Description of the task |
Update the items below by changing every "x-tick-label" to "x-axis-label". Leave all other text unchanged.

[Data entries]
** start **

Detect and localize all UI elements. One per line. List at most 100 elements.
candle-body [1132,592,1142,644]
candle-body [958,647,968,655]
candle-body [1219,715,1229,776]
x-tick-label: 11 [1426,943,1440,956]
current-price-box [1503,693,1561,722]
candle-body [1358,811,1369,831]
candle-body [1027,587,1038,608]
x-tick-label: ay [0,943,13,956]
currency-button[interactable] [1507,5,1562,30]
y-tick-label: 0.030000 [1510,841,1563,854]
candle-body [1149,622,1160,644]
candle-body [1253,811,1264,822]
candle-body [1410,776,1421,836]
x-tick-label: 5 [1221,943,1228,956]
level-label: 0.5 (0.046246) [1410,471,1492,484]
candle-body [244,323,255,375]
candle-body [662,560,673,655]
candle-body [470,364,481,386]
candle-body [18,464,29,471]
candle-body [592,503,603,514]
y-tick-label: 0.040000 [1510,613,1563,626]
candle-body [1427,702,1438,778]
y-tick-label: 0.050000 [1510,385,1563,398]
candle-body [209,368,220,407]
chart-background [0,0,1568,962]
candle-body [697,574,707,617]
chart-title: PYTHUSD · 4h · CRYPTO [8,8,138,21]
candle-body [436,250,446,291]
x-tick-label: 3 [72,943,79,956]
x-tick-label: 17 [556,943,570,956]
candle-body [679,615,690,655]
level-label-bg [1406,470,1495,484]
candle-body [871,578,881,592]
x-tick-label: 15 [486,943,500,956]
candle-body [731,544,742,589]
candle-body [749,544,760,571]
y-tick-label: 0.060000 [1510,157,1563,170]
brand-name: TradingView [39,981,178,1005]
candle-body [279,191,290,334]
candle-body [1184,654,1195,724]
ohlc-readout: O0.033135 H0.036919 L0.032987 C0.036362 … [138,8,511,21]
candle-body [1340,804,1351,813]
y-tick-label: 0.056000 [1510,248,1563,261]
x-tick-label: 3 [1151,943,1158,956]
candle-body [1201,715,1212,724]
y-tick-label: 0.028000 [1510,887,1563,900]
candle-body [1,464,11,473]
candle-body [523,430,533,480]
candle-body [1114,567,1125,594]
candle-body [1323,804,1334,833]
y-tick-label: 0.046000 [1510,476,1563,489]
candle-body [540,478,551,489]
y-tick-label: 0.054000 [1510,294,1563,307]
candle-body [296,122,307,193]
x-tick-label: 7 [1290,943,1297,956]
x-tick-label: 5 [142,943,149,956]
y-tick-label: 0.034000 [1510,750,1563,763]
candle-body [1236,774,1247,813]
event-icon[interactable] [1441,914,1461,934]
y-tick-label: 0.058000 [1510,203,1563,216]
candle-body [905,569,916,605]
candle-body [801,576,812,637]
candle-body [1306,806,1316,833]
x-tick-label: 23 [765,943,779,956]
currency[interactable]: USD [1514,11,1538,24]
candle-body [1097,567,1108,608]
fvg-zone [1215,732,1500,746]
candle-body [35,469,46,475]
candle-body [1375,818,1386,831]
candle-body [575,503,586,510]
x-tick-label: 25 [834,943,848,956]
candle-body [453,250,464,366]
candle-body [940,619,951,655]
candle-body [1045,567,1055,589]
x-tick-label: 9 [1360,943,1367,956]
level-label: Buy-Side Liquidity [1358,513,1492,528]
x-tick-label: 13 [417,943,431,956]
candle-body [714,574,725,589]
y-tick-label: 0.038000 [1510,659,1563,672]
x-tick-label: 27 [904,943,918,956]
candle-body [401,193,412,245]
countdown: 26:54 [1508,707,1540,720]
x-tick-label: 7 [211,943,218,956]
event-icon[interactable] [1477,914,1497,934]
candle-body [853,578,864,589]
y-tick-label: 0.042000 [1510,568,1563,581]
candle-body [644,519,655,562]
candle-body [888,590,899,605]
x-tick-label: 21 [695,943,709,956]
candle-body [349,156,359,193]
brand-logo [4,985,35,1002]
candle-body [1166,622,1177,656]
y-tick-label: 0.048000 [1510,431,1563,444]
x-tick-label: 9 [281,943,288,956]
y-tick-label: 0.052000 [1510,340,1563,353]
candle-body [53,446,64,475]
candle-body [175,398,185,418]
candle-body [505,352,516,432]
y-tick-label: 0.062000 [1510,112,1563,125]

** end **

Finished exercise |
Detect and localize all UI elements. One per line. List at most 100 elements.
candle-body [1132,592,1142,644]
candle-body [958,647,968,655]
candle-body [1219,715,1229,776]
x-axis-label: 11 [1426,943,1440,956]
current-price-box [1503,693,1561,722]
candle-body [1358,811,1369,831]
candle-body [1027,587,1038,608]
x-axis-label: ay [0,943,13,956]
currency-button[interactable] [1507,5,1562,30]
y-tick-label: 0.030000 [1510,841,1563,854]
candle-body [1149,622,1160,644]
candle-body [1253,811,1264,822]
candle-body [1410,776,1421,836]
x-axis-label: 5 [1221,943,1228,956]
level-label: 0.5 (0.046246) [1410,471,1492,484]
candle-body [244,323,255,375]
candle-body [662,560,673,655]
candle-body [470,364,481,386]
candle-body [18,464,29,471]
candle-body [592,503,603,514]
y-tick-label: 0.040000 [1510,613,1563,626]
candle-body [1427,702,1438,778]
y-tick-label: 0.050000 [1510,385,1563,398]
candle-body [209,368,220,407]
chart-background [0,0,1568,962]
candle-body [697,574,707,617]
chart-title: PYTHUSD · 4h · CRYPTO [8,8,138,21]
candle-body [436,250,446,291]
x-axis-label: 3 [72,943,79,956]
x-axis-label: 17 [556,943,570,956]
candle-body [679,615,690,655]
level-label-bg [1406,470,1495,484]
candle-body [871,578,881,592]
x-axis-label: 15 [486,943,500,956]
candle-body [731,544,742,589]
candle-body [749,544,760,571]
y-tick-label: 0.060000 [1510,157,1563,170]
brand-name: TradingView [39,981,178,1005]
candle-body [279,191,290,334]
candle-body [1184,654,1195,724]
ohlc-readout: O0.033135 H0.036919 L0.032987 C0.036362 … [138,8,511,21]
candle-body [1340,804,1351,813]
y-tick-label: 0.056000 [1510,248,1563,261]
x-axis-label: 3 [1151,943,1158,956]
candle-body [1201,715,1212,724]
y-tick-label: 0.028000 [1510,887,1563,900]
candle-body [1,464,11,473]
candle-body [523,430,533,480]
candle-body [1114,567,1125,594]
candle-body [1323,804,1334,833]
y-tick-label: 0.046000 [1510,476,1563,489]
candle-body [540,478,551,489]
y-tick-label: 0.054000 [1510,294,1563,307]
candle-body [296,122,307,193]
x-axis-label: 7 [1290,943,1297,956]
x-axis-label: 5 [142,943,149,956]
y-tick-label: 0.034000 [1510,750,1563,763]
candle-body [1236,774,1247,813]
event-icon[interactable] [1441,914,1461,934]
y-tick-label: 0.058000 [1510,203,1563,216]
candle-body [905,569,916,605]
candle-body [801,576,812,637]
candle-body [1306,806,1316,833]
x-axis-label: 23 [765,943,779,956]
currency[interactable]: USD [1514,11,1538,24]
candle-body [1097,567,1108,608]
fvg-zone [1215,732,1500,746]
candle-body [35,469,46,475]
candle-body [1375,818,1386,831]
candle-body [575,503,586,510]
x-axis-label: 25 [834,943,848,956]
candle-body [453,250,464,366]
candle-body [940,619,951,655]
candle-body [1045,567,1055,589]
x-axis-label: 9 [1360,943,1367,956]
level-label: Buy-Side Liquidity [1358,513,1492,528]
x-axis-label: 13 [417,943,431,956]
candle-body [714,574,725,589]
y-tick-label: 0.038000 [1510,659,1563,672]
x-axis-label: 27 [904,943,918,956]
candle-body [401,193,412,245]
countdown: 26:54 [1508,707,1540,720]
x-axis-label: 7 [211,943,218,956]
event-icon[interactable] [1477,914,1497,934]
candle-body [853,578,864,589]
y-tick-label: 0.042000 [1510,568,1563,581]
candle-body [644,519,655,562]
candle-body [888,590,899,605]
x-axis-label: 21 [695,943,709,956]
candle-body [349,156,359,193]
brand-logo [4,985,35,1002]
candle-body [1166,622,1177,656]
y-tick-label: 0.048000 [1510,431,1563,444]
x-axis-label: 9 [281,943,288,956]
y-tick-label: 0.052000 [1510,340,1563,353]
candle-body [53,446,64,475]
candle-body [175,398,185,418]
candle-body [505,352,516,432]
y-tick-label: 0.062000 [1510,112,1563,125]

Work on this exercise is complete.